# [THE EXERCISE]
Reproduce the listing that follows with no differences at all.

# [PROVIDED DATA]

┏━━

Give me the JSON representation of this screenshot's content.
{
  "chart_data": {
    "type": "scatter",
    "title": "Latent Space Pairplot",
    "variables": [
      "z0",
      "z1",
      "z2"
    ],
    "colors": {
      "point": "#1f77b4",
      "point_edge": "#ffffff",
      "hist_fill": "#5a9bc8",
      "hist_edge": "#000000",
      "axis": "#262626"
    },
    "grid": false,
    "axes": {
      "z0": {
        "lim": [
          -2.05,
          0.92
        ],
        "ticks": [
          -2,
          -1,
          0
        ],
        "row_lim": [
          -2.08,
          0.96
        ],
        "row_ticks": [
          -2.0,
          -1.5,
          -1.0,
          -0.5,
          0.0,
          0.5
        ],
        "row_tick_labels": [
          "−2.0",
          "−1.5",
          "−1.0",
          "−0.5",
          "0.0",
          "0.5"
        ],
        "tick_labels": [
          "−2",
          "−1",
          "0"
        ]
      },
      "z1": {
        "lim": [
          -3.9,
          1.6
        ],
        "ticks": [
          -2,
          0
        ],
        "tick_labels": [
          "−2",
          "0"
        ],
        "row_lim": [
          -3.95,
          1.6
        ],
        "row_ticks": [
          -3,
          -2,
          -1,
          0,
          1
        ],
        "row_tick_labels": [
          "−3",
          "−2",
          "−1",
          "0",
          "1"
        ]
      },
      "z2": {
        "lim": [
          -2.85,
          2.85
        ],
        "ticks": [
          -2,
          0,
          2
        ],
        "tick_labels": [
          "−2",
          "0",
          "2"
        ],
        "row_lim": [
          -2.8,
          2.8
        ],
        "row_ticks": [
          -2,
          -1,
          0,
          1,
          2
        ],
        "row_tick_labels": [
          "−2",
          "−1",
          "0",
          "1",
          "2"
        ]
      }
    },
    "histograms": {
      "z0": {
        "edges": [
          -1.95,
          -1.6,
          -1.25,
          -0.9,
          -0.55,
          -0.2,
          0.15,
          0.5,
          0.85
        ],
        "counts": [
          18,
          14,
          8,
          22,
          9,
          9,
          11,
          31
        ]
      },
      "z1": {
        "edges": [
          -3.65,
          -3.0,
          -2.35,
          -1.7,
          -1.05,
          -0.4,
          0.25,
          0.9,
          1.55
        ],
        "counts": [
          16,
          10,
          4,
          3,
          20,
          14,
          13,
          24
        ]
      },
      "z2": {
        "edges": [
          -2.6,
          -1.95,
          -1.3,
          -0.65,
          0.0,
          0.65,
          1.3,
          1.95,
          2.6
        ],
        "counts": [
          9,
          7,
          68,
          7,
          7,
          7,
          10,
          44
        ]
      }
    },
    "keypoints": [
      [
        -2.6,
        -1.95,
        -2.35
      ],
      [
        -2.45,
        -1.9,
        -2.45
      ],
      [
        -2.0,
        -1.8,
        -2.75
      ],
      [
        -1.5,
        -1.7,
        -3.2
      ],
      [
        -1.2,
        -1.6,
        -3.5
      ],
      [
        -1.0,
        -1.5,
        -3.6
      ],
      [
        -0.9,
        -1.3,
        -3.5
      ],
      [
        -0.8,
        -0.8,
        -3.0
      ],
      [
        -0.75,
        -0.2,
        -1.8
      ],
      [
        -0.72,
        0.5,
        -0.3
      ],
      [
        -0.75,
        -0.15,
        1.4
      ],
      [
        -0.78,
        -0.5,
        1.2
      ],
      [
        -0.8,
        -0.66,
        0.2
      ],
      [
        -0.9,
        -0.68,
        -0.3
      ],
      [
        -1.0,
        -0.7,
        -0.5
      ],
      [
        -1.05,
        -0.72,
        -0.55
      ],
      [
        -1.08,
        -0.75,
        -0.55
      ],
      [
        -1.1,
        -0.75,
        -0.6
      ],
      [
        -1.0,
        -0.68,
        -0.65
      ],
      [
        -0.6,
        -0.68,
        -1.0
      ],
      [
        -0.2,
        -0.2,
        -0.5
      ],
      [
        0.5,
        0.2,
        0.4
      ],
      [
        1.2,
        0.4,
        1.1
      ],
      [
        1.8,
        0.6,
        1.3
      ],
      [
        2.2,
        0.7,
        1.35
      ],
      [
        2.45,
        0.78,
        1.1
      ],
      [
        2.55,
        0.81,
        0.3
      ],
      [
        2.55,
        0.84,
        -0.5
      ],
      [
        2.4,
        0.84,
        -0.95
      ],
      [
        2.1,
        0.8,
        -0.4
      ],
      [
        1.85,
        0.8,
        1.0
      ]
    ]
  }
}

┗━━

# [OUTPUT FOR THIS EXERCISE]
Give me the JSON representation of this screenshot's content.
{
  "chart_data": {
    "type": "scatter",
    "title": "Latent Space Pairplot",
    "variables": [
      "z0",
      "z1",
      "z2"
    ],
    "colors": {
      "point": "#1f77b4",
      "point_edge": "#ffffff",
      "hist_fill": "#5a9bc8",
      "hist_edge": "#000000",
      "axis": "#262626"
    },
    "grid": false,
    "axes": {
      "z0": {
        "lim": [
          -2.05,
          0.92
        ],
        "ticks": [
          -2,
          -1,
          0
        ],
        "row_lim": [
          -2.08,
          0.96
        ],
        "row_ticks": [
          -2.0,
          -1.5,
          -1.0,
          -0.5,
          0.0,
          0.5
        ],
        "row_tick_labels": [
          "−2.0",
          "−1.5",
          "−1.0",
          "−0.5",
          "0.0",
          "0.5"
        ],
        "tick_labels": [
          "−2",
          "−1",
          "0"
        ]
      },
      "z1": {
        "lim": [
          -3.9,
          1.6
        ],
        "ticks": [
          -2,
          0
        ],
        "tick_labels": [
          "−2",
          "0"
        ],
        "row_lim": [
          -3.95,
          1.6
        ],
        "row_ticks": [
          -3,
          -2,
          -1,
          0,
          1
        ],
        "row_tick_labels": [
          "−3",
          "−2",
          "−1",
          "0",
          "1"
        ]
      },
      "z2": {
        "lim": [
          -2.85,
          2.85
        ],
        "ticks": [
          -2,
          0,
          2
        ],
        "tick_labels": [
          "−2",
          "0",
          "2"
        ],
        "row_lim": [
          -2.8,
          2.8
        ],
        "row_ticks": [
          -2,
          -1,
          0,
          1,
          2
        ],
        "row_tick_labels": [
          "−2",
          "−1",
          "0",
          "1",
          "2"
        ]
      }
    },
    "histograms": {
      "z0": {
        "edges": [
          -1.95,
          -1.6,
          -1.25,
          -0.9,
          -0.55,
          -0.2,
          0.15,
          0.5,
          0.85
        ],
        "counts": [
          18,
          14,
          8,
          22,
          9,
          9,
          11,
          31
        ]
      },
      "z1": {
        "edges": [
          -3.65,
          -3.0,
          -2.35,
          -1.7,
          -1.05,
          -0.4,
          0.25,
          0.9,
          1.55
        ],
        "counts": [
          16,
          10,
          4,
          3,
          20,
          14,
          13,
          24
        ]
      },
      "z2": {
        "edges": [
          -2.6,
          -1.95,
          -1.3,
          -0.65,
          0.0,
          0.65,
          1.3,
          1.95,
          2.6
        ],
        "counts": [
          9,
          7,
          68,
          7,
          7,
          7,
          10,
          44
        ]
      }
    },
    "keypoints": [
      [
        -2.6,
        -1.95,
        -2.35
      ],
      [
        -2.45,
        -1.9,
        -2.45
      ],
      [
        -2.0,
        -1.8,
        -2.75
      ],
      [
        -1.5,
        -1.7,
        -3.2
      ],
      [
        -1.2,
        -1.6,
        -3.5
      ],
      [
        -1.0,
        -1.5,
        -3.6
      ],
      [
        -0.9,
        -1.3,
        -3.5
      ],
      [
        -0.8,
        -0.8,
        -3.0
      ],
      [
        -0.75,
        -0.2,
        -1.8
      ],
      [
        -0.72,
        0.5,
        -0.3
      ],
      [
        -0.75,
        -0.15,
        1.4
      ],
      [
        -0.78,
        -0.5,
        1.2
      ],
      [
        -0.8,
        -0.66,
        0.2
      ],
      [
        -0.9,
        -0.68,
        -0.3
      ],
      [
        -1.0,
        -0.7,
        -0.5
      ],
      [
        -1.05,
        -0.72,
        -0.55
      ],
      [
        -1.08,
        -0.75,
        -0.55
      ],
      [
        -1.1,
        -0.75,
        -0.6
      ],
      [
        -1.0,
        -0.68,
        -0.65
      ],
      [
        -0.6,
        -0.68,
        -1.0
      ],
      [
        -0.2,
        -0.2,
        -0.5
      ],
      [
        0.5,
        0.2,
        0.4
      ],
      [
        1.2,
        0.4,
        1.1
      ],
      [
        1.8,
        0.6,
        1.3
      ],
      [
        2.2,
        0.7,
        1.35
      ],
      [
        2.45,
        0.78,
        1.1
      ],
      [
        2.55,
        0.81,
        0.3
      ],
      [
        2.55,
        0.84,
        -0.5
      ],
      [
        2.4,
        0.84,
        -0.95
      ],
      [
        2.1,
        0.8,
        -0.4
      ],
      [
        1.85,
        0.8,
        1.0
      ]
    ]
  }
}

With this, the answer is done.